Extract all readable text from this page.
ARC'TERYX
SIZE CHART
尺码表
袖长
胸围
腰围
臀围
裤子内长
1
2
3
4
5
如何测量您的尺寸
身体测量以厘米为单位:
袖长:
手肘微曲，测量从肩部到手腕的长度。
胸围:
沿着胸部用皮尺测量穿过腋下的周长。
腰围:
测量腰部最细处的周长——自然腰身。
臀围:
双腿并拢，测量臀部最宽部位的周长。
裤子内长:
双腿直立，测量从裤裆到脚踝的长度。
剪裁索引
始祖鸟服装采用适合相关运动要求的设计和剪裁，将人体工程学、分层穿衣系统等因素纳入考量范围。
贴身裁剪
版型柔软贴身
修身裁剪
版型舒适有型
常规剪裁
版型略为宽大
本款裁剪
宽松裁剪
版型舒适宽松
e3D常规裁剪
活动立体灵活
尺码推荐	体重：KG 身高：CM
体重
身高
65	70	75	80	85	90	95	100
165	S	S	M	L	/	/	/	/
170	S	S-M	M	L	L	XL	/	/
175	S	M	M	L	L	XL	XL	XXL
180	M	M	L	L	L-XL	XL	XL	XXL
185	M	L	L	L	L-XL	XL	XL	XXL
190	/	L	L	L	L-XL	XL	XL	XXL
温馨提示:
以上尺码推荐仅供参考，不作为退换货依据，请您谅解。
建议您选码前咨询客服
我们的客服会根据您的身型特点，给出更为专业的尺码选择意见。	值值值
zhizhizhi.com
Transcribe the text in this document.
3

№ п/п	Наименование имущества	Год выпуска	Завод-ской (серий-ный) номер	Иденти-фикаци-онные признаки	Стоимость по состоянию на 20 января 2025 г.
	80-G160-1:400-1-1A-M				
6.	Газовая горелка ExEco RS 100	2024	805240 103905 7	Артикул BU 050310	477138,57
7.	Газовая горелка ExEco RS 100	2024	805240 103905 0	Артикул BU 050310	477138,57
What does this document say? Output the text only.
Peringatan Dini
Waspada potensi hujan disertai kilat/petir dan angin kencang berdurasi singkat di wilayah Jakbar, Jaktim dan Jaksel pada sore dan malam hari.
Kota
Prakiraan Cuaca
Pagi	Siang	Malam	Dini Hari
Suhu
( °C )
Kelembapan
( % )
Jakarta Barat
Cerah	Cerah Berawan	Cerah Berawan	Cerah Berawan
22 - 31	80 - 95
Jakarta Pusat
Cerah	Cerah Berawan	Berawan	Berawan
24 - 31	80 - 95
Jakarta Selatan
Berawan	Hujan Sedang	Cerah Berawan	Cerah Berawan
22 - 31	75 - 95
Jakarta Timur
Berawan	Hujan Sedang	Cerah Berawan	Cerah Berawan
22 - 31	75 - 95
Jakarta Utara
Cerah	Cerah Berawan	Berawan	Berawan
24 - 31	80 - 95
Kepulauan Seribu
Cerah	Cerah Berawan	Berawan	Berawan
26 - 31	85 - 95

----

▶ _What you will do_: Using the exact wording, write out all of the records.

▶ _Correct response_:
Extract all readable text from this page.
ARC'TERYX
SIZE CHART
尺码表
袖长
胸围
腰围
臀围
裤子内长
1
2
3
4
5
如何测量您的尺寸
身体测量以厘米为单位:
袖长:
手肘微曲，测量从肩部到手腕的长度。
胸围:
沿着胸部用皮尺测量穿过腋下的周长。
腰围:
测量腰部最细处的周长——自然腰身。
臀围:
双腿并拢，测量臀部最宽部位的周长。
裤子内长:
双腿直立，测量从裤裆到脚踝的长度。
剪裁索引
始祖鸟服装采用适合相关运动要求的设计和剪裁，将人体工程学、分层穿衣系统等因素纳入考量范围。
贴身裁剪
版型柔软贴身
修身裁剪
版型舒适有型
常规剪裁
版型略为宽大
本款裁剪
宽松裁剪
版型舒适宽松
e3D常规裁剪
活动立体灵活
尺码推荐	体重：KG 身高：CM
体重
身高
65	70	75	80	85	90	95	100
165	S	S	M	L	/	/	/	/
170	S	S-M	M	L	L	XL	/	/
175	S	M	M	L	L	XL	XL	XXL
180	M	M	L	L	L-XL	XL	XL	XXL
185	M	L	L	L	L-XL	XL	XL	XXL
190	/	L	L	L	L-XL	XL	XL	XXL
温馨提示:
以上尺码推荐仅供参考，不作为退换货依据，请您谅解。
建议您选码前咨询客服
我们的客服会根据您的身型特点，给出更为专业的尺码选择意见。	值值值
zhizhizhi.com
Transcribe the text in this document.
3

№ п/п	Наименование имущества	Год выпуска	Завод-ской (серий-ный) номер	Иденти-фикаци-онные признаки	Стоимость по состоянию на 20 января 2025 г.
	80-G160-1:400-1-1A-M				
6.	Газовая горелка ExEco RS 100	2024	805240 103905 7	Артикул BU 050310	477138,57
7.	Газовая горелка ExEco RS 100	2024	805240 103905 0	Артикул BU 050310	477138,57
What does this document say? Output the text only.
Peringatan Dini
Waspada potensi hujan disertai kilat/petir dan angin kencang berdurasi singkat di wilayah Jakbar, Jaktim dan Jaksel pada sore dan malam hari.
Kota
Prakiraan Cuaca
Pagi	Siang	Malam	Dini Hari
Suhu
( °C )
Kelembapan
( % )
Jakarta Barat
Cerah	Cerah Berawan	Cerah Berawan	Cerah Berawan
22 - 31	80 - 95
Jakarta Pusat
Cerah	Cerah Berawan	Berawan	Berawan
24 - 31	80 - 95
Jakarta Selatan
Berawan	Hujan Sedang	Cerah Berawan	Cerah Berawan
22 - 31	75 - 95
Jakarta Timur
Berawan	Hujan Sedang	Cerah Berawan	Cerah Berawan
22 - 31	75 - 95
Jakarta Utara
Cerah	Cerah Berawan	Berawan	Berawan
24 - 31	80 - 95
Kepulauan Seribu
Cerah	Cerah Berawan	Berawan	Berawan
26 - 31	85 - 95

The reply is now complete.